Data entries for graphics:
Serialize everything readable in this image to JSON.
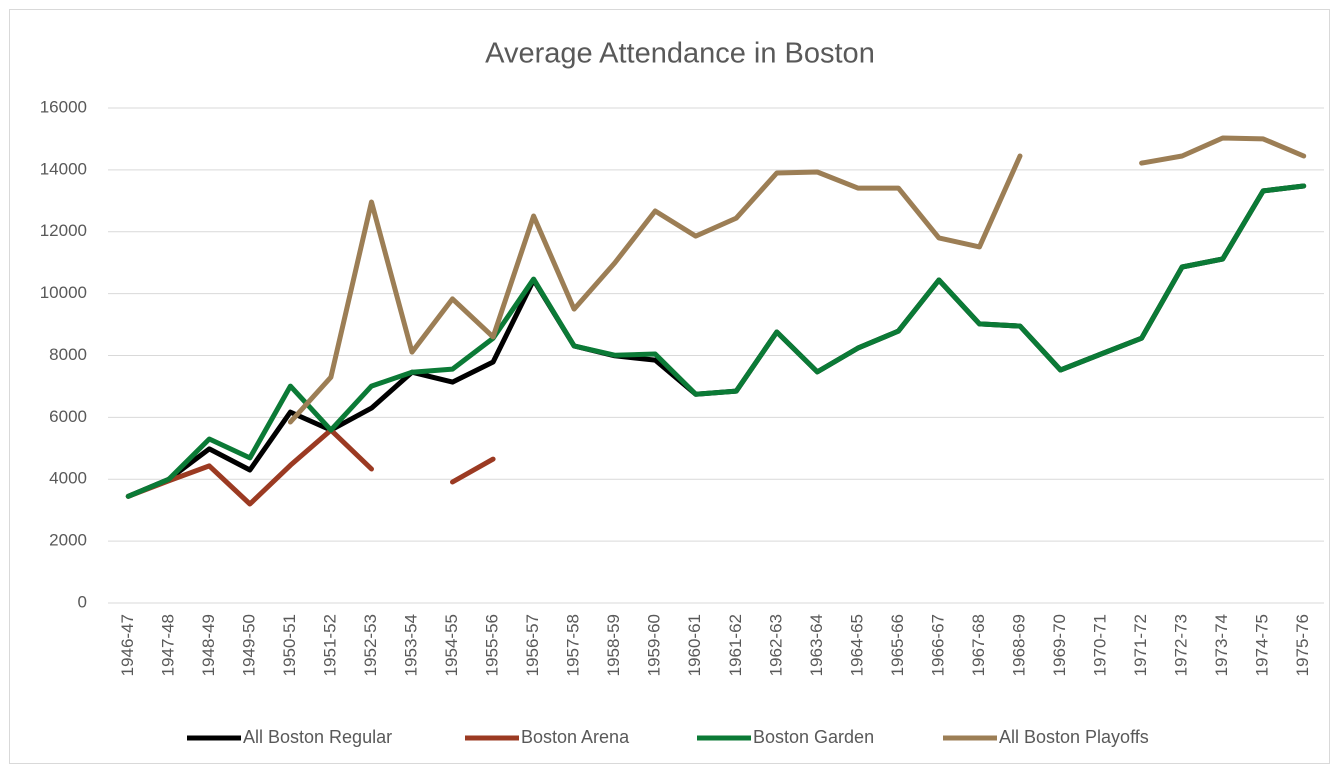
{
  "chart_data": {
    "type": "line",
    "title": "Average Attendance in Boston",
    "categories": [
      "1946-47",
      "1947-48",
      "1948-49",
      "1949-50",
      "1950-51",
      "1951-52",
      "1952-53",
      "1953-54",
      "1954-55",
      "1955-56",
      "1956-57",
      "1957-58",
      "1958-59",
      "1959-60",
      "1960-61",
      "1961-62",
      "1962-63",
      "1963-64",
      "1964-65",
      "1965-66",
      "1966-67",
      "1967-68",
      "1968-69",
      "1969-70",
      "1970-71",
      "1971-72",
      "1972-73",
      "1973-74",
      "1974-75",
      "1975-76"
    ],
    "series": [
      {
        "name": "All Boston Regular",
        "color": "#000000",
        "values": [
          3450,
          4000,
          4980,
          4300,
          6170,
          5590,
          6300,
          7460,
          7140,
          7790,
          10440,
          8310,
          7990,
          7850,
          6750,
          6850,
          8760,
          7470,
          8240,
          8790,
          10440,
          9020,
          8950,
          7530,
          8050,
          8560,
          10860,
          11120,
          13320,
          13480
        ]
      },
      {
        "name": "Boston Arena",
        "color": "#9b3a22",
        "values": [
          3450,
          3950,
          4430,
          3200,
          4450,
          5590,
          4330,
          null,
          3910,
          4650,
          null,
          null,
          null,
          null,
          null,
          null,
          null,
          null,
          null,
          null,
          null,
          null,
          null,
          null,
          null,
          null,
          null,
          null,
          null,
          null
        ]
      },
      {
        "name": "Boston Garden",
        "color": "#0b7a36",
        "values": [
          3450,
          4000,
          5300,
          4690,
          7010,
          5590,
          7010,
          7460,
          7560,
          8560,
          10470,
          8310,
          8010,
          8050,
          6750,
          6850,
          8760,
          7470,
          8240,
          8790,
          10440,
          9020,
          8950,
          7530,
          8050,
          8560,
          10860,
          11120,
          13320,
          13480
        ]
      },
      {
        "name": "All Boston Playoffs",
        "color": "#9c7e55",
        "values": [
          null,
          null,
          null,
          null,
          5850,
          7300,
          12960,
          8110,
          9830,
          8600,
          12510,
          9500,
          10990,
          12670,
          11860,
          12440,
          13900,
          13930,
          13410,
          13410,
          11800,
          11510,
          14450,
          null,
          null,
          14220,
          14450,
          15030,
          15000,
          14450
        ]
      }
    ],
    "ylim": [
      0,
      16000
    ],
    "yticks": [
      0,
      2000,
      4000,
      6000,
      8000,
      10000,
      12000,
      14000,
      16000
    ],
    "grid": true,
    "legend": "bottom"
  }
}
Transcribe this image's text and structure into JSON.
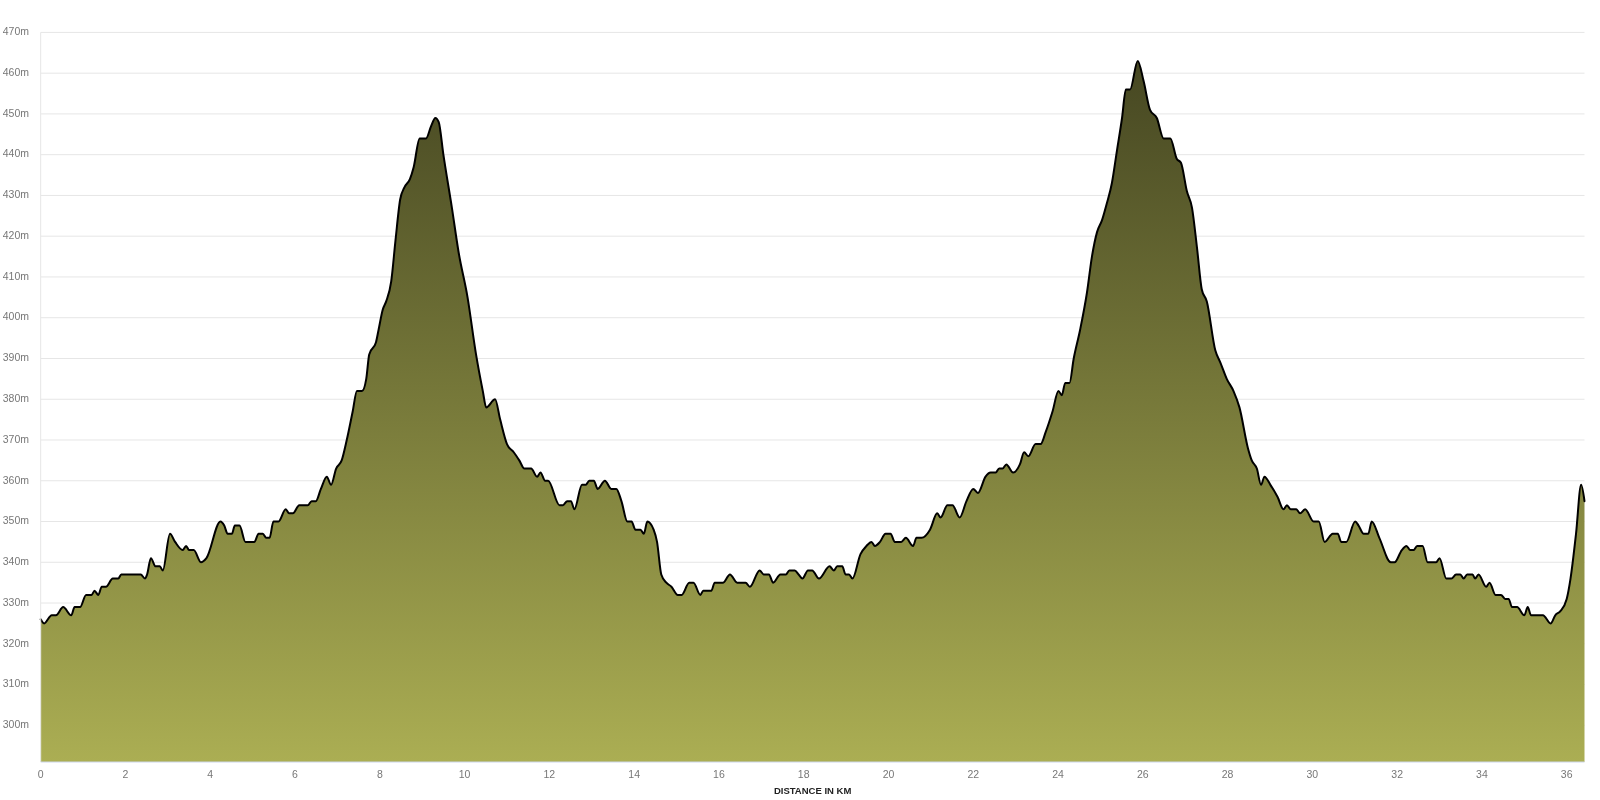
{
  "chart_data": {
    "type": "area",
    "xlabel": "DISTANCE IN KM",
    "color": "#787a3a",
    "grid": "y",
    "xlim": [
      0,
      36.42
    ],
    "ylim": [
      291,
      470
    ],
    "xticks": [
      0,
      2,
      4,
      6,
      8,
      10,
      12,
      14,
      16,
      18,
      20,
      22,
      24,
      26,
      28,
      30,
      32,
      34,
      36
    ],
    "yticks": [
      {
        "value": 300,
        "label": "300m"
      },
      {
        "value": 310,
        "label": "310m"
      },
      {
        "value": 320,
        "label": "320m"
      },
      {
        "value": 330,
        "label": "330m"
      },
      {
        "value": 340,
        "label": "340m"
      },
      {
        "value": 350,
        "label": "350m"
      },
      {
        "value": 360,
        "label": "360m"
      },
      {
        "value": 370,
        "label": "370m"
      },
      {
        "value": 380,
        "label": "380m"
      },
      {
        "value": 390,
        "label": "390m"
      },
      {
        "value": 400,
        "label": "400m"
      },
      {
        "value": 410,
        "label": "410m"
      },
      {
        "value": 420,
        "label": "420m"
      },
      {
        "value": 430,
        "label": "430m"
      },
      {
        "value": 440,
        "label": "440m"
      },
      {
        "value": 450,
        "label": "450m"
      },
      {
        "value": 460,
        "label": "460m"
      },
      {
        "value": 470,
        "label": "470m"
      }
    ],
    "x": [
      0,
      0.08,
      0.26,
      0.36,
      0.53,
      0.72,
      0.8,
      0.93,
      1.07,
      1.2,
      1.27,
      1.36,
      1.44,
      1.54,
      1.7,
      1.83,
      1.9,
      2.36,
      2.46,
      2.51,
      2.6,
      2.71,
      2.81,
      2.88,
      3.05,
      3.17,
      3.35,
      3.43,
      3.5,
      3.61,
      3.78,
      3.91,
      4.24,
      4.33,
      4.41,
      4.51,
      4.58,
      4.69,
      4.83,
      5.04,
      5.14,
      5.24,
      5.32,
      5.4,
      5.49,
      5.61,
      5.78,
      5.86,
      5.95,
      6.1,
      6.3,
      6.39,
      6.49,
      6.61,
      6.75,
      6.85,
      6.97,
      7.1,
      7.22,
      7.36,
      7.46,
      7.58,
      7.68,
      7.75,
      7.91,
      7.97,
      8.07,
      8.15,
      8.27,
      8.37,
      8.48,
      8.58,
      8.71,
      8.8,
      8.94,
      9.09,
      9.21,
      9.31,
      9.39,
      9.5,
      9.7,
      9.86,
      10.07,
      10.27,
      10.43,
      10.51,
      10.72,
      10.84,
      11.0,
      11.16,
      11.29,
      11.41,
      11.57,
      11.71,
      11.79,
      11.9,
      11.97,
      12.24,
      12.32,
      12.42,
      12.51,
      12.59,
      12.77,
      12.86,
      12.94,
      13.05,
      13.14,
      13.31,
      13.46,
      13.58,
      13.7,
      13.84,
      13.94,
      14.03,
      14.15,
      14.23,
      14.31,
      14.46,
      14.54,
      14.64,
      14.76,
      14.88,
      15.03,
      15.12,
      15.3,
      15.4,
      15.56,
      15.63,
      15.82,
      15.9,
      16.1,
      16.26,
      16.43,
      16.63,
      16.73,
      16.96,
      17.06,
      17.18,
      17.28,
      17.45,
      17.58,
      17.66,
      17.79,
      17.88,
      17.97,
      18.1,
      18.2,
      18.36,
      18.61,
      18.71,
      18.79,
      18.91,
      18.99,
      19.07,
      19.15,
      19.34,
      19.48,
      19.6,
      19.68,
      19.8,
      19.93,
      20.05,
      20.15,
      20.3,
      20.41,
      20.58,
      20.66,
      20.78,
      20.98,
      21.15,
      21.23,
      21.39,
      21.51,
      21.68,
      21.84,
      22.0,
      22.11,
      22.29,
      22.41,
      22.53,
      22.61,
      22.69,
      22.78,
      22.94,
      23.1,
      23.2,
      23.3,
      23.47,
      23.59,
      23.71,
      23.87,
      24.01,
      24.09,
      24.17,
      24.27,
      24.37,
      24.52,
      24.68,
      24.8,
      24.92,
      25.04,
      25.15,
      25.27,
      25.39,
      25.51,
      25.6,
      25.7,
      25.88,
      26.02,
      26.17,
      26.33,
      26.49,
      26.65,
      26.8,
      26.9,
      27.04,
      27.16,
      27.28,
      27.39,
      27.51,
      27.71,
      27.83,
      27.98,
      28.14,
      28.28,
      28.48,
      28.57,
      28.69,
      28.79,
      28.87,
      29.01,
      29.18,
      29.32,
      29.4,
      29.49,
      29.62,
      29.71,
      29.83,
      30.03,
      30.15,
      30.29,
      30.48,
      30.6,
      30.68,
      30.8,
      31.01,
      31.09,
      31.21,
      31.32,
      31.4,
      31.58,
      31.85,
      31.94,
      32.11,
      32.22,
      32.31,
      32.39,
      32.47,
      32.6,
      32.72,
      32.92,
      33.0,
      33.16,
      33.28,
      33.39,
      33.49,
      33.57,
      33.65,
      33.78,
      33.84,
      33.92,
      34.1,
      34.18,
      34.32,
      34.45,
      34.55,
      34.63,
      34.71,
      34.83,
      35.0,
      35.08,
      35.16,
      35.44,
      35.62,
      35.73,
      35.85,
      36.0,
      36.09,
      36.22,
      36.34,
      36.42
    ],
    "values": [
      326,
      325,
      327,
      327,
      329,
      327,
      329,
      329,
      332,
      332,
      333,
      332,
      334,
      334,
      336,
      336,
      337,
      337,
      336,
      337,
      341,
      339,
      339,
      338,
      347,
      345,
      343,
      344,
      343,
      343,
      340,
      341,
      350,
      349,
      347,
      347,
      349,
      349,
      345,
      345,
      347,
      347,
      346,
      346,
      350,
      350,
      353,
      352,
      352,
      354,
      354,
      355,
      355,
      358,
      361,
      359,
      363,
      365,
      370,
      377,
      382,
      382,
      385,
      391,
      394,
      397,
      402,
      404,
      409,
      419,
      429,
      432,
      434,
      437,
      444,
      444,
      447,
      449,
      448,
      440,
      427,
      416,
      405,
      391,
      382,
      378,
      380,
      375,
      369,
      367,
      365,
      363,
      363,
      361,
      362,
      360,
      360,
      354,
      354,
      355,
      355,
      353,
      359,
      359,
      360,
      360,
      358,
      360,
      358,
      358,
      355,
      350,
      350,
      348,
      348,
      347,
      350,
      348,
      345,
      337,
      335,
      334,
      332,
      332,
      335,
      335,
      332,
      333,
      333,
      335,
      335,
      337,
      335,
      335,
      334,
      338,
      337,
      337,
      335,
      337,
      337,
      338,
      338,
      337,
      336,
      338,
      338,
      336,
      339,
      338,
      339,
      339,
      337,
      337,
      336,
      342,
      344,
      345,
      344,
      345,
      347,
      347,
      345,
      345,
      346,
      344,
      346,
      346,
      348,
      352,
      351,
      354,
      354,
      351,
      355,
      358,
      357,
      361,
      362,
      362,
      363,
      363,
      364,
      362,
      364,
      367,
      366,
      369,
      369,
      372,
      377,
      382,
      381,
      384,
      384,
      390,
      397,
      406,
      415,
      421,
      424,
      428,
      433,
      441,
      449,
      456,
      456,
      463,
      458,
      451,
      449,
      444,
      444,
      439,
      438,
      431,
      427,
      417,
      407,
      404,
      392,
      389,
      385,
      382,
      378,
      368,
      365,
      363,
      359,
      361,
      359,
      356,
      353,
      354,
      353,
      353,
      352,
      353,
      350,
      350,
      345,
      347,
      347,
      345,
      345,
      350,
      349,
      347,
      347,
      350,
      346,
      340,
      340,
      343,
      344,
      343,
      343,
      344,
      344,
      340,
      340,
      341,
      336,
      336,
      337,
      337,
      336,
      337,
      337,
      336,
      337,
      334,
      335,
      332,
      332,
      331,
      331,
      329,
      329,
      327,
      329,
      327,
      327,
      325,
      327,
      328,
      331,
      336,
      347,
      359,
      355
    ]
  }
}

YOUR TASK:
Find the word "this" in the data and copy out each line where it turns up.

SOLUTION:
Serialize everything readable in this image to JSON.
Transcribe this image's text and structure into JSON.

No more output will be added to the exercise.